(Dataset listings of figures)

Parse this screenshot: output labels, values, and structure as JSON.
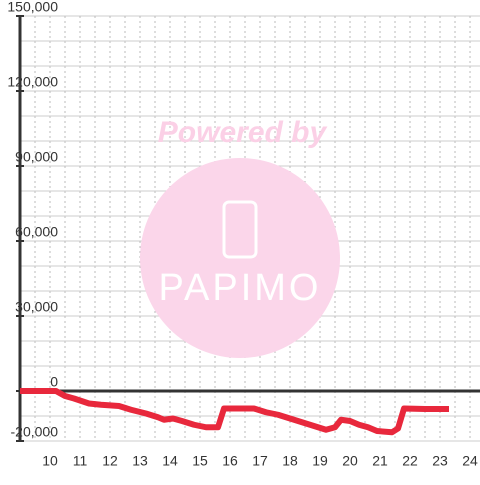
{
  "chart_data": {
    "type": "line",
    "watermark": {
      "line1": "Powered by",
      "line2": "PAPIMO"
    },
    "xlim": [
      9,
      24.333
    ],
    "ylim": [
      -20000,
      150000
    ],
    "xticks": [
      10,
      11,
      12,
      13,
      14,
      15,
      16,
      17,
      18,
      19,
      20,
      21,
      22,
      23,
      24
    ],
    "x_minor_ticks": [
      9.5,
      10.5,
      11.5,
      12.5,
      13.5,
      14.5,
      15.5,
      16.5,
      17.5,
      18.5,
      19.5,
      20.5,
      21.5,
      22.5,
      23.5
    ],
    "yticks": [
      {
        "value": -20000,
        "label": "-20,000"
      },
      0,
      {
        "value": 30000,
        "label": "30,000"
      },
      {
        "value": 60000,
        "label": "60,000"
      },
      {
        "value": 90000,
        "label": "90,000"
      },
      {
        "value": 120000,
        "label": "120,000"
      },
      {
        "value": 150000,
        "label": "150,000"
      }
    ],
    "y_minor_ticks": [
      -10000,
      10000,
      20000,
      40000,
      50000,
      70000,
      80000,
      100000,
      110000,
      130000,
      140000
    ],
    "grid": true,
    "series": [
      {
        "color": "#e8283c",
        "x": [
          9,
          10.2,
          10.5,
          10.8,
          11.3,
          11.7,
          12.3,
          12.7,
          13.2,
          13.6,
          13.8,
          14.1,
          14.4,
          14.8,
          15.2,
          15.6,
          15.8,
          16.8,
          17.2,
          17.6,
          18,
          18.4,
          18.8,
          19.2,
          19.5,
          19.7,
          20,
          20.3,
          20.6,
          20.9,
          21.4,
          21.6,
          21.8,
          22.5,
          23.3
        ],
        "values": [
          0,
          0,
          -2000,
          -3000,
          -5000,
          -5500,
          -6000,
          -7500,
          -9000,
          -10500,
          -11500,
          -11000,
          -12000,
          -13500,
          -14500,
          -14500,
          -7000,
          -7000,
          -8500,
          -9500,
          -11000,
          -12500,
          -14000,
          -15500,
          -14500,
          -11500,
          -12000,
          -13500,
          -14500,
          -16000,
          -16500,
          -15000,
          -7000,
          -7200,
          -7200
        ]
      }
    ]
  }
}
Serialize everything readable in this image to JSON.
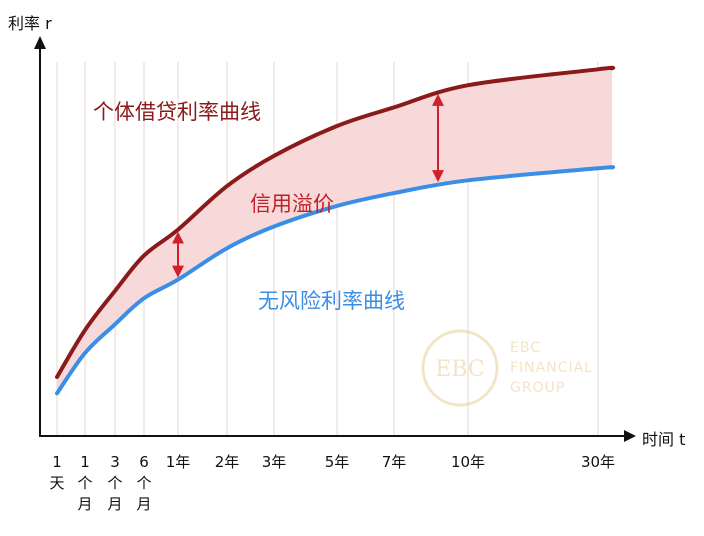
{
  "chart_data": {
    "type": "line",
    "xlabel": "时间 t",
    "ylabel": "利率 r",
    "x_ticks": [
      "1天",
      "1个月",
      "3个月",
      "6个月",
      "1年",
      "2年",
      "3年",
      "5年",
      "7年",
      "10年",
      "30年"
    ],
    "series": [
      {
        "name": "个体借贷利率曲线",
        "color": "#8b1a1a",
        "values": [
          0.152,
          0.273,
          0.374,
          0.465,
          0.532,
          0.644,
          0.722,
          0.799,
          0.847,
          0.904,
          0.945
        ]
      },
      {
        "name": "无风险利率曲线",
        "color": "#3a8ee6",
        "values": [
          0.11,
          0.214,
          0.288,
          0.355,
          0.403,
          0.484,
          0.54,
          0.593,
          0.626,
          0.659,
          0.69
        ]
      }
    ],
    "band_label": "信用溢价",
    "band_color": "#f7d9da",
    "arrow_color": "#d0202a",
    "grid": true,
    "y_range": [
      0,
      1
    ]
  },
  "watermark": {
    "logo_text": "EBC",
    "line1": "EBC",
    "line2": "FINANCIAL",
    "line3": "GROUP",
    "color": "#e8cf98"
  }
}
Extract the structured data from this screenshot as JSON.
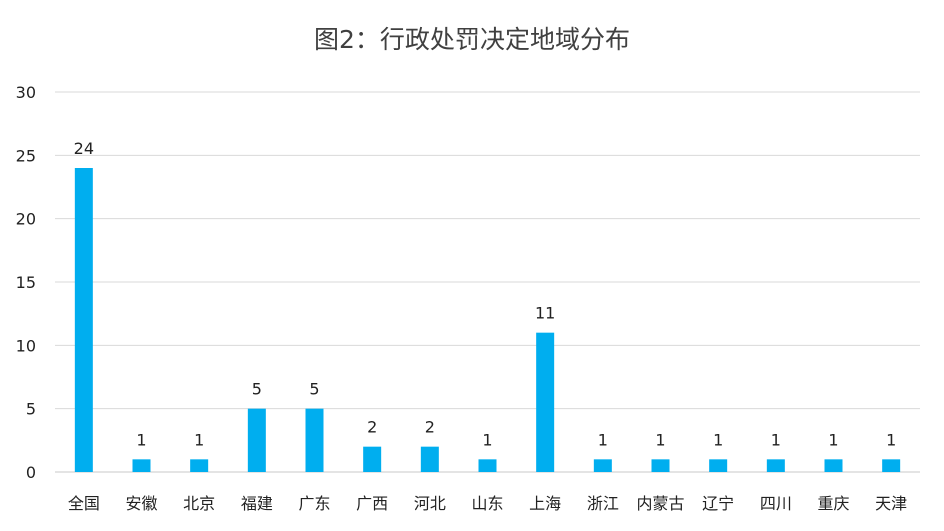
{
  "chart_data": {
    "type": "bar",
    "title": "图2：行政处罚决定地域分布",
    "xlabel": "",
    "ylabel": "",
    "ylim": [
      0,
      30
    ],
    "yticks": [
      0,
      5,
      10,
      15,
      20,
      25,
      30
    ],
    "grid": true,
    "bar_color": "#00AEEF",
    "categories": [
      "全国",
      "安徽",
      "北京",
      "福建",
      "广东",
      "广西",
      "河北",
      "山东",
      "上海",
      "浙江",
      "内蒙古",
      "辽宁",
      "四川",
      "重庆",
      "天津"
    ],
    "values": [
      24,
      1,
      1,
      5,
      5,
      2,
      2,
      1,
      11,
      1,
      1,
      1,
      1,
      1,
      1
    ]
  }
}
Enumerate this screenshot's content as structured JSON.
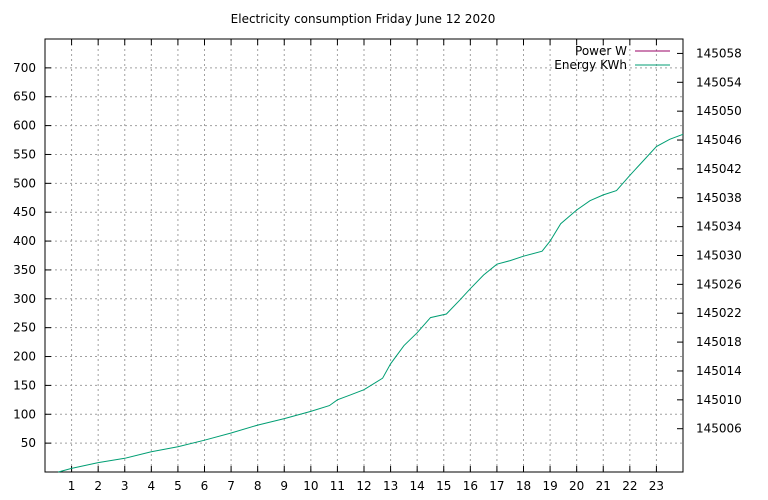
{
  "chart_data": {
    "type": "line",
    "title": "Electricity consumption Friday June 12 2020",
    "xlabel": "",
    "ylabel": "",
    "y2label": "",
    "grid": true,
    "legend_position": "top-right",
    "xlim": [
      0,
      24
    ],
    "ylim": [
      0,
      750
    ],
    "y2lim": [
      145000,
      145060
    ],
    "x_ticks": [
      1,
      2,
      3,
      4,
      5,
      6,
      7,
      8,
      9,
      10,
      11,
      12,
      13,
      14,
      15,
      16,
      17,
      18,
      19,
      20,
      21,
      22,
      23
    ],
    "y_ticks": [
      50,
      100,
      150,
      200,
      250,
      300,
      350,
      400,
      450,
      500,
      550,
      600,
      650,
      700
    ],
    "y2_ticks": [
      145006,
      145010,
      145014,
      145018,
      145022,
      145026,
      145030,
      145034,
      145038,
      145042,
      145046,
      145050,
      145054,
      145058
    ],
    "series": [
      {
        "name": "Power W",
        "color": "#990066",
        "axis": "left",
        "x": [],
        "y": []
      },
      {
        "name": "Energy KWh",
        "color": "#009E73",
        "axis": "right",
        "x": [
          0.5,
          1,
          2,
          3,
          4,
          5,
          6,
          7,
          8,
          9,
          10,
          10.7,
          11,
          11.5,
          12,
          12.7,
          13,
          13.5,
          14,
          14.5,
          15.1,
          15.6,
          16,
          16.5,
          17,
          17.5,
          18,
          18.7,
          19,
          19.4,
          20,
          20.5,
          21,
          21.5,
          22,
          22.5,
          23,
          23.5,
          24
        ],
        "y": [
          145000.0,
          145000.5,
          145001.3,
          145001.9,
          145002.8,
          145003.5,
          145004.4,
          145005.4,
          145006.5,
          145007.4,
          145008.4,
          145009.2,
          145010.0,
          145010.7,
          145011.4,
          145013.0,
          145015.0,
          145017.5,
          145019.3,
          145021.4,
          145021.9,
          145023.8,
          145025.4,
          145027.3,
          145028.8,
          145029.3,
          145029.9,
          145030.6,
          145032.0,
          145034.4,
          145036.3,
          145037.6,
          145038.4,
          145039.0,
          145041.1,
          145043.1,
          145045.1,
          145046.1,
          145046.8
        ]
      }
    ]
  }
}
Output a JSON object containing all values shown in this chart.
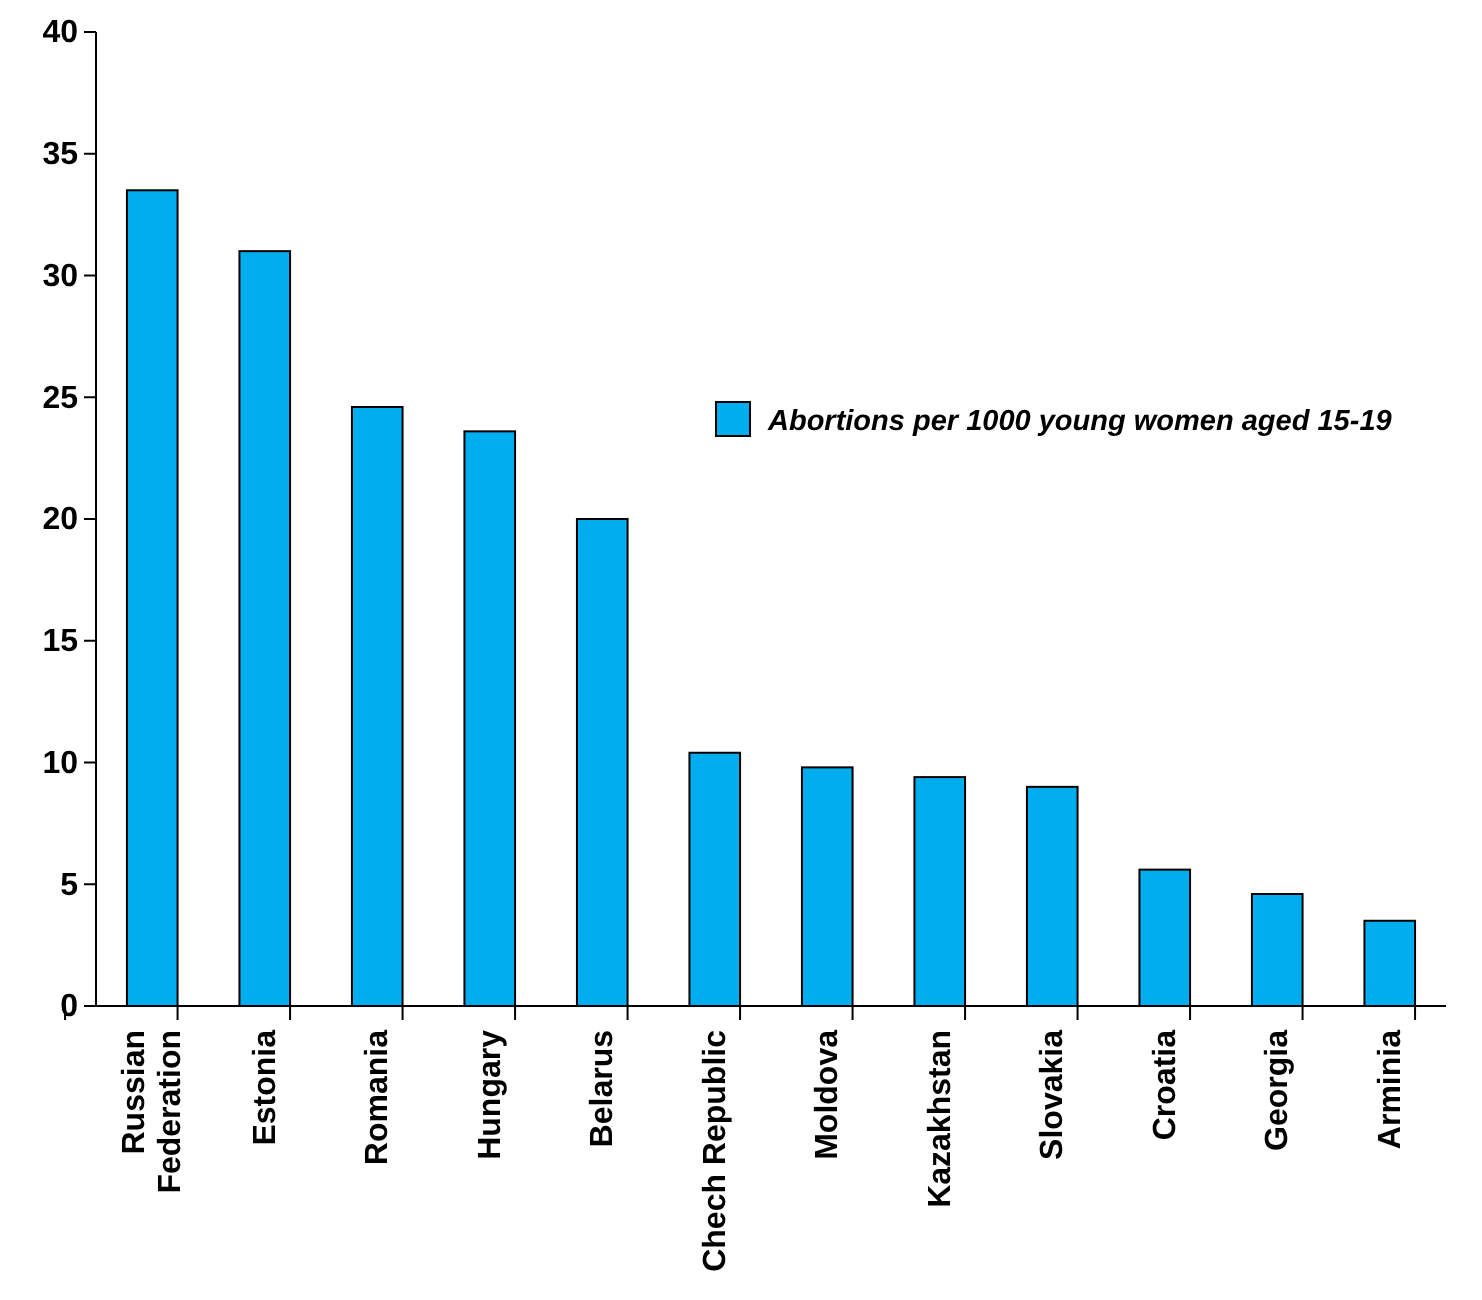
{
  "chart_data": {
    "type": "bar",
    "categories": [
      "Russian\nFederation",
      "Estonia",
      "Romania",
      "Hungary",
      "Belarus",
      "Chech Republic",
      "Moldova",
      "Kazakhstan",
      "Slovakia",
      "Croatia",
      "Georgia",
      "Arminia"
    ],
    "series": [
      {
        "name": "Abortions per 1000 young women aged 15-19",
        "color": "#00aeef",
        "values": [
          33.5,
          31.0,
          24.6,
          23.6,
          20.0,
          10.4,
          9.8,
          9.4,
          9.0,
          5.6,
          4.6,
          3.5
        ]
      }
    ],
    "ylim": [
      0,
      40
    ],
    "yticks": [
      0,
      5,
      10,
      15,
      20,
      25,
      30,
      35,
      40
    ],
    "grid": false,
    "legend": "right"
  }
}
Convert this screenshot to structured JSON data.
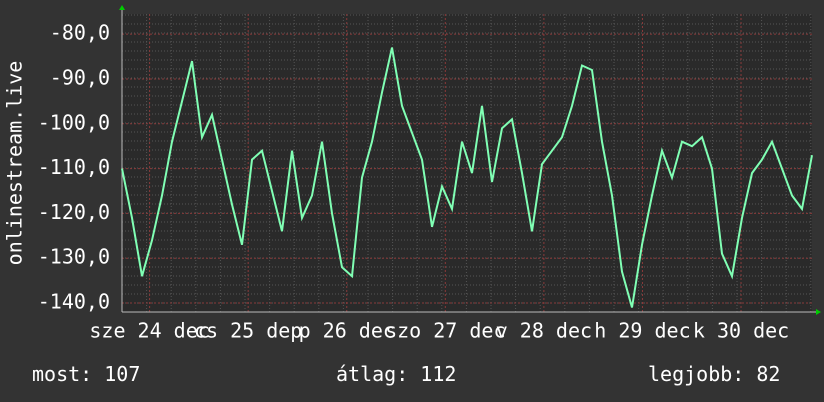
{
  "chart_data": {
    "type": "line",
    "y_label": "onlinestream.live",
    "color": "#80ffb4",
    "values": [
      -110,
      -121,
      -134,
      -126,
      -116,
      -104,
      -95,
      -86,
      -103,
      -98,
      -108,
      -118,
      -127,
      -108,
      -106,
      -115,
      -124,
      -106,
      -121,
      -116,
      -104,
      -120,
      -132,
      -134,
      -112,
      -104,
      -93,
      -83,
      -96,
      -102,
      -108,
      -123,
      -114,
      -119,
      -104,
      -111,
      -96,
      -113,
      -101,
      -99,
      -111,
      -124,
      -109,
      -106,
      -103,
      -96,
      -87,
      -88,
      -104,
      -116,
      -133,
      -141,
      -127,
      -116,
      -106,
      -112,
      -104,
      -105,
      -103,
      -110,
      -129,
      -134,
      -121,
      -111,
      -108,
      -104,
      -110,
      -116,
      -119,
      -107
    ],
    "xlim": [
      0,
      7
    ],
    "xticks": [
      {
        "value": 0.28,
        "label": "sze 24 dec"
      },
      {
        "value": 1.28,
        "label": "cs 25 dep"
      },
      {
        "value": 2.28,
        "label": "p 26 dec"
      },
      {
        "value": 3.28,
        "label": "szo 27 dec"
      },
      {
        "value": 4.28,
        "label": "v 28 dec"
      },
      {
        "value": 5.28,
        "label": "h 29 dec"
      },
      {
        "value": 6.28,
        "label": "k 30 dec"
      }
    ],
    "ylim": [
      -142,
      -75.5
    ],
    "yticks": [
      {
        "value": -140,
        "label": "-140,0"
      },
      {
        "value": -130,
        "label": "-130,0"
      },
      {
        "value": -120,
        "label": "-120,0"
      },
      {
        "value": -110,
        "label": "-110,0"
      },
      {
        "value": -100,
        "label": "-100,0"
      },
      {
        "value": -90,
        "label": "-90,0"
      },
      {
        "value": -80,
        "label": "-80,0"
      }
    ],
    "grid": true,
    "stats": [
      {
        "label": "most:",
        "value": 107
      },
      {
        "label": "átlag:",
        "value": 112
      },
      {
        "label": "legjobb:",
        "value": 82
      }
    ]
  }
}
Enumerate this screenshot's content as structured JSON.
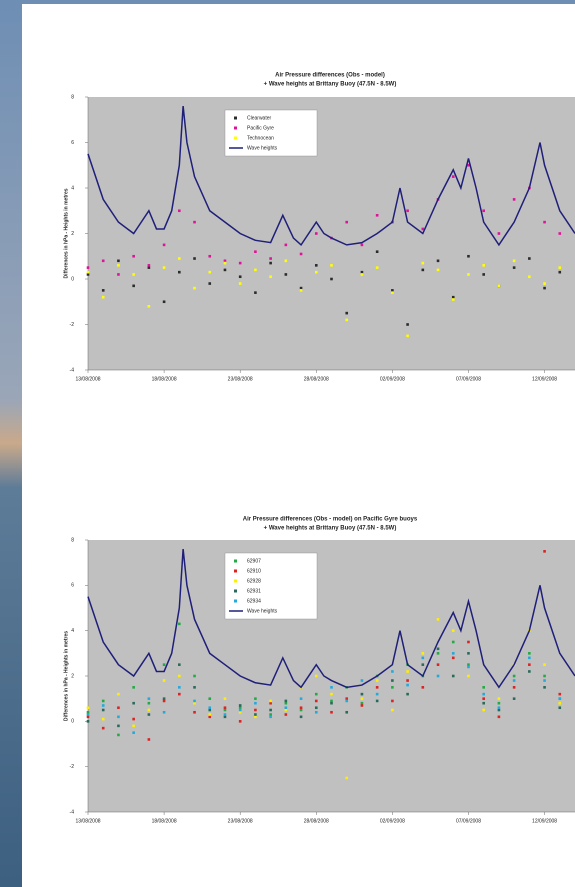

Exercise brief:
Copy all lines from the entries that contain the word "right".

Response to this exercise:
    "legend_position": "top-right",
        "axis": "right",
    "legend": "right"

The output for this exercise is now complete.